>> Begin DATA SUPPLIED

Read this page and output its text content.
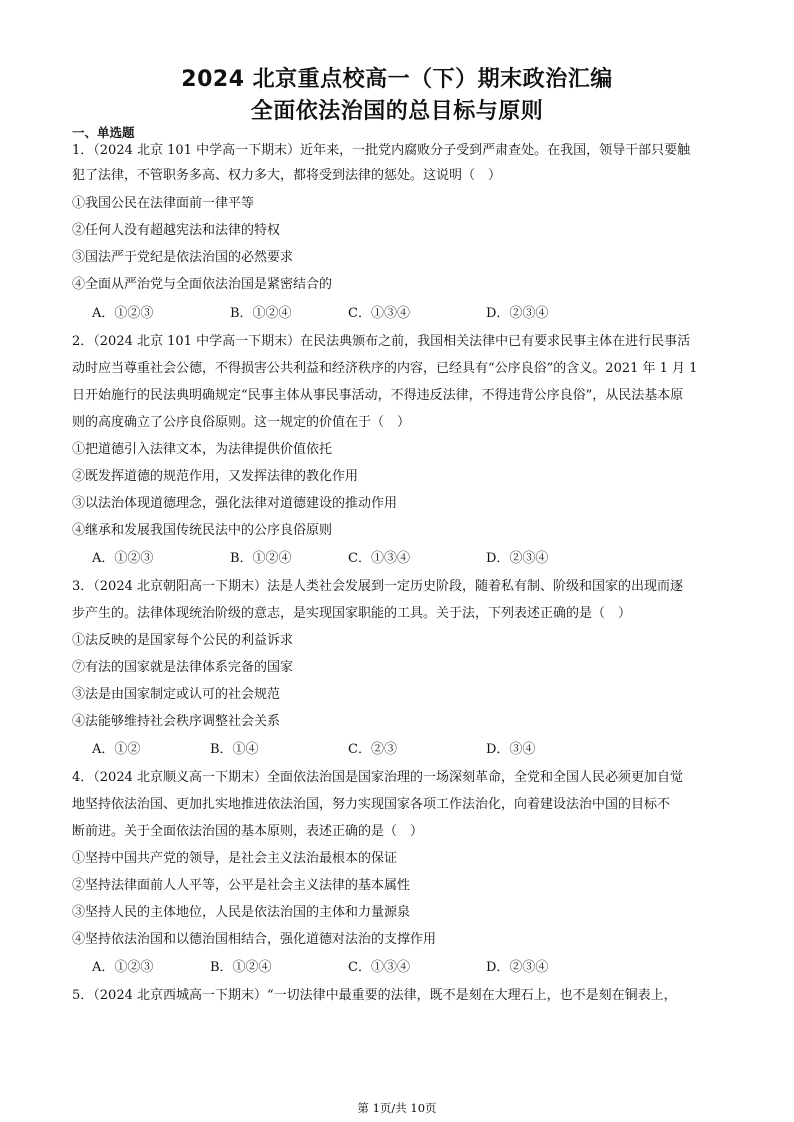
2024 北京重点校高一（下）期末政治汇编
全面依法治国的总目标与原则
一、单选题
1．（2024 北京 101 中学高一下期末）近年来，一批党内腐败分子受到严肃查处。在我国，领导干部只要触
犯了法律，不管职务多高、权力多大，都将受到法律的惩处。这说明（　）
①我国公民在法律面前一律平等
②任何人没有超越宪法和法律的特权
③国法严于党纪是依法治国的必然要求
④全面从严治党与全面依法治国是紧密结合的
A．①②③	B．①②④	C．①③④	D．②③④
2．（2024 北京 101 中学高一下期末）在民法典颁布之前，我国相关法律中已有要求民事主体在进行民事活
动时应当尊重社会公德，不得损害公共利益和经济秩序的内容，已经具有“公序良俗”的含义。2021 年 1 月 1
日开始施行的民法典明确规定“民事主体从事民事活动，不得违反法律，不得违背公序良俗”，从民法基本原
则的高度确立了公序良俗原则。这一规定的价值在于（　）
①把道德引入法律文本，为法律提供价值依托
②既发挥道德的规范作用，又发挥法律的教化作用
③以法治体现道德理念，强化法律对道德建设的推动作用
④继承和发展我国传统民法中的公序良俗原则
A．①②③	B．①②④	C．①③④	D．②③④
3．（2024 北京朝阳高一下期末）法是人类社会发展到一定历史阶段，随着私有制、阶级和国家的出现而逐
步产生的。法律体现统治阶级的意志，是实现国家职能的工具。关于法，下列表述正确的是（　）
①法反映的是国家每个公民的利益诉求
⑦有法的国家就是法律体系完备的国家
③法是由国家制定或认可的社会规范
④法能够维持社会秩序调整社会关系
A．①②	B．①④	C．②③	D．③④
4．（2024 北京顺义高一下期末）全面依法治国是国家治理的一场深刻革命，全党和全国人民必须更加自觉
地坚持依法治国、更加扎实地推进依法治国，努力实现国家各项工作法治化，向着建设法治中国的目标不
断前进。关于全面依法治国的基本原则，表述正确的是（　）
①坚持中国共产党的领导，是社会主义法治最根本的保证
②坚持法律面前人人平等，公平是社会主义法律的基本属性
③坚持人民的主体地位，人民是依法治国的主体和力量源泉
④坚持依法治国和以德治国相结合，强化道德对法治的支撑作用
A．①②③	B．①②④	C．①③④	D．②③④
5．（2024 北京西城高一下期末）“一切法律中最重要的法律，既不是刻在大理石上，也不是刻在铜表上，
第 1页/共 10页
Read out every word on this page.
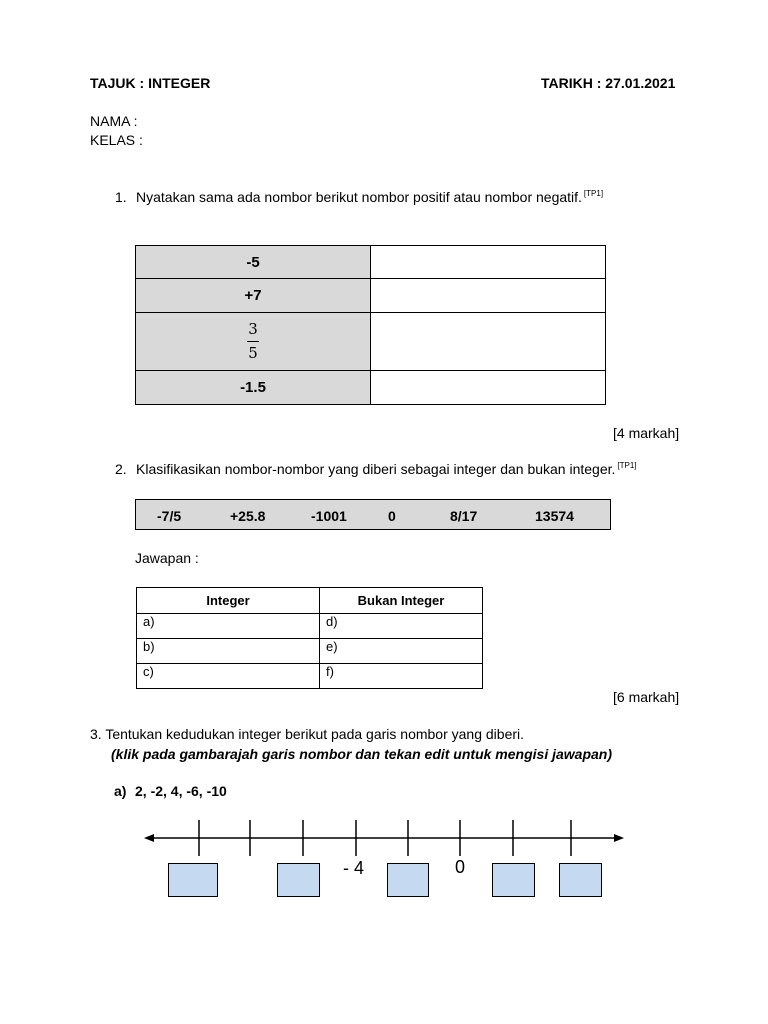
TAJUK : INTEGER	TARIKH : 27.01.2021
NAMA :
KELAS :
1. Nyatakan sama ada nombor berikut nombor positif atau nombor negatif. [TP1]
-5	
+7	

$\frac{3}{5}$

-1.5	
[4 markah]
2. Klasifikasikan nombor-nombor yang diberi sebagai integer dan bukan integer. [TP1]
-7/5	+25.8	-1001	0	8/17	13574
Jawapan :
Integer	Bukan Integer
a)	d)
b)	e)
c)	f)
[6 markah]
3. Tentukan kedudukan integer berikut pada garis nombor yang diberi.
(klik pada gambarajah garis nombor dan tekan edit untuk mengisi jawapan)
a) 2, -2, 4, -6, -10
- 4	0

>> End DATA SUPPLIED

• **WHAT YOU HAVE TO DO**
Leave the pictures out and copy the rest of the data exactly.

• **TASK OUTPUT**
Read this page and output its text content.
2024 北京重点校高一（下）期末政治汇编
全面依法治国的总目标与原则
一、单选题
1．（2024 北京 101 中学高一下期末）近年来，一批党内腐败分子受到严肃查处。在我国，领导干部只要触
犯了法律，不管职务多高、权力多大，都将受到法律的惩处。这说明（　）
①我国公民在法律面前一律平等
②任何人没有超越宪法和法律的特权
③国法严于党纪是依法治国的必然要求
④全面从严治党与全面依法治国是紧密结合的
A．①②③	B．①②④	C．①③④	D．②③④
2．（2024 北京 101 中学高一下期末）在民法典颁布之前，我国相关法律中已有要求民事主体在进行民事活
动时应当尊重社会公德，不得损害公共利益和经济秩序的内容，已经具有“公序良俗”的含义。2021 年 1 月 1
日开始施行的民法典明确规定“民事主体从事民事活动，不得违反法律，不得违背公序良俗”，从民法基本原
则的高度确立了公序良俗原则。这一规定的价值在于（　）
①把道德引入法律文本，为法律提供价值依托
②既发挥道德的规范作用，又发挥法律的教化作用
③以法治体现道德理念，强化法律对道德建设的推动作用
④继承和发展我国传统民法中的公序良俗原则
A．①②③	B．①②④	C．①③④	D．②③④
3．（2024 北京朝阳高一下期末）法是人类社会发展到一定历史阶段，随着私有制、阶级和国家的出现而逐
步产生的。法律体现统治阶级的意志，是实现国家职能的工具。关于法，下列表述正确的是（　）
①法反映的是国家每个公民的利益诉求
⑦有法的国家就是法律体系完备的国家
③法是由国家制定或认可的社会规范
④法能够维持社会秩序调整社会关系
A．①②	B．①④	C．②③	D．③④
4．（2024 北京顺义高一下期末）全面依法治国是国家治理的一场深刻革命，全党和全国人民必须更加自觉
地坚持依法治国、更加扎实地推进依法治国，努力实现国家各项工作法治化，向着建设法治中国的目标不
断前进。关于全面依法治国的基本原则，表述正确的是（　）
①坚持中国共产党的领导，是社会主义法治最根本的保证
②坚持法律面前人人平等，公平是社会主义法律的基本属性
③坚持人民的主体地位，人民是依法治国的主体和力量源泉
④坚持依法治国和以德治国相结合，强化道德对法治的支撑作用
A．①②③	B．①②④	C．①③④	D．②③④
5．（2024 北京西城高一下期末）“一切法律中最重要的法律，既不是刻在大理石上，也不是刻在铜表上，
第 1页/共 10页
Read out every word on this page.
TAJUK : INTEGER	TARIKH : 27.01.2021
NAMA :
KELAS :
1. Nyatakan sama ada nombor berikut nombor positif atau nombor negatif. [TP1]
-5	
+7	

$\frac{3}{5}$

-1.5	
[4 markah]
2. Klasifikasikan nombor-nombor yang diberi sebagai integer dan bukan integer. [TP1]
-7/5	+25.8	-1001	0	8/17	13574
Jawapan :
Integer	Bukan Integer
a)	d)
b)	e)
c)	f)
[6 markah]
3. Tentukan kedudukan integer berikut pada garis nombor yang diberi.
(klik pada gambarajah garis nombor dan tekan edit untuk mengisi jawapan)
a) 2, -2, 4, -6, -10
- 4	0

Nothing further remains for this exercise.